◆ **TASK DETAILS**: Return all the entries exactly, keeping pictures out.

[Recorded data]

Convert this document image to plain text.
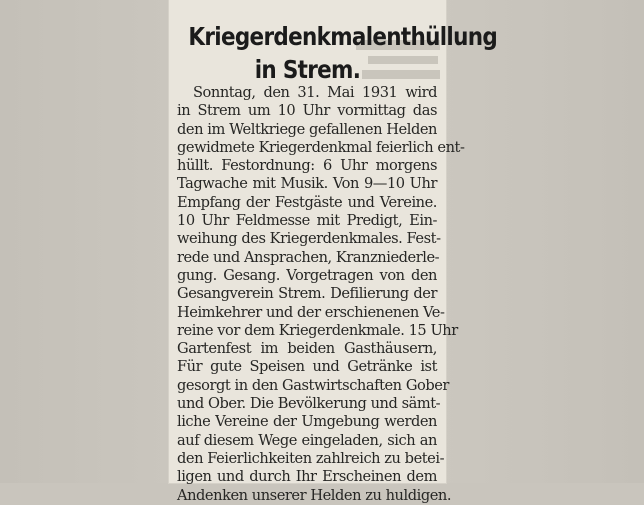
Kriegerdenkmalenthüllung
in Strem.
Sonntag, den 31. Mai 1931 wird
in Strem um 10 Uhr vormittag das
den im Weltkriege gefallenen Helden
gewidmete Kriegerdenkmal feierlich ent-
hüllt. Festordnung: 6 Uhr morgens
Tagwache mit Musik. Von 9—10 Uhr
Empfang der Festgäste und Vereine.
10 Uhr Feldmesse mit Predigt, Ein-
weihung des Kriegerdenkmales. Fest-
rede und Ansprachen, Kranzniederle-
gung. Gesang. Vorgetragen von den
Gesangverein Strem. Defilierung der
Heimkehrer und der erschienenen Ve-
reine vor dem Kriegerdenkmale. 15 Uhr
Gartenfest im beiden Gasthäusern,
Für gute Speisen und Getränke ist
gesorgt in den Gastwirtschaften Gober
und Ober. Die Bevölkerung und sämt-
liche Vereine der Umgebung werden
auf diesem Wege eingeladen, sich an
den Feierlichkeiten zahlreich zu betei-
ligen und durch Ihr Erscheinen dem
Andenken unserer Helden zu huldigen.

◆ **EXERCISE SOLUTION**:
Convert this document image to plain text.
Kriegerdenkmalenthüllung
in Strem.
Sonntag, den 31. Mai 1931 wird
in Strem um 10 Uhr vormittag das
den im Weltkriege gefallenen Helden
gewidmete Kriegerdenkmal feierlich ent-
hüllt. Festordnung: 6 Uhr morgens
Tagwache mit Musik. Von 9—10 Uhr
Empfang der Festgäste und Vereine.
10 Uhr Feldmesse mit Predigt, Ein-
weihung des Kriegerdenkmales. Fest-
rede und Ansprachen, Kranzniederle-
gung. Gesang. Vorgetragen von den
Gesangverein Strem. Defilierung der
Heimkehrer und der erschienenen Ve-
reine vor dem Kriegerdenkmale. 15 Uhr
Gartenfest im beiden Gasthäusern,
Für gute Speisen und Getränke ist
gesorgt in den Gastwirtschaften Gober
und Ober. Die Bevölkerung und sämt-
liche Vereine der Umgebung werden
auf diesem Wege eingeladen, sich an
den Feierlichkeiten zahlreich zu betei-
ligen und durch Ihr Erscheinen dem
Andenken unserer Helden zu huldigen.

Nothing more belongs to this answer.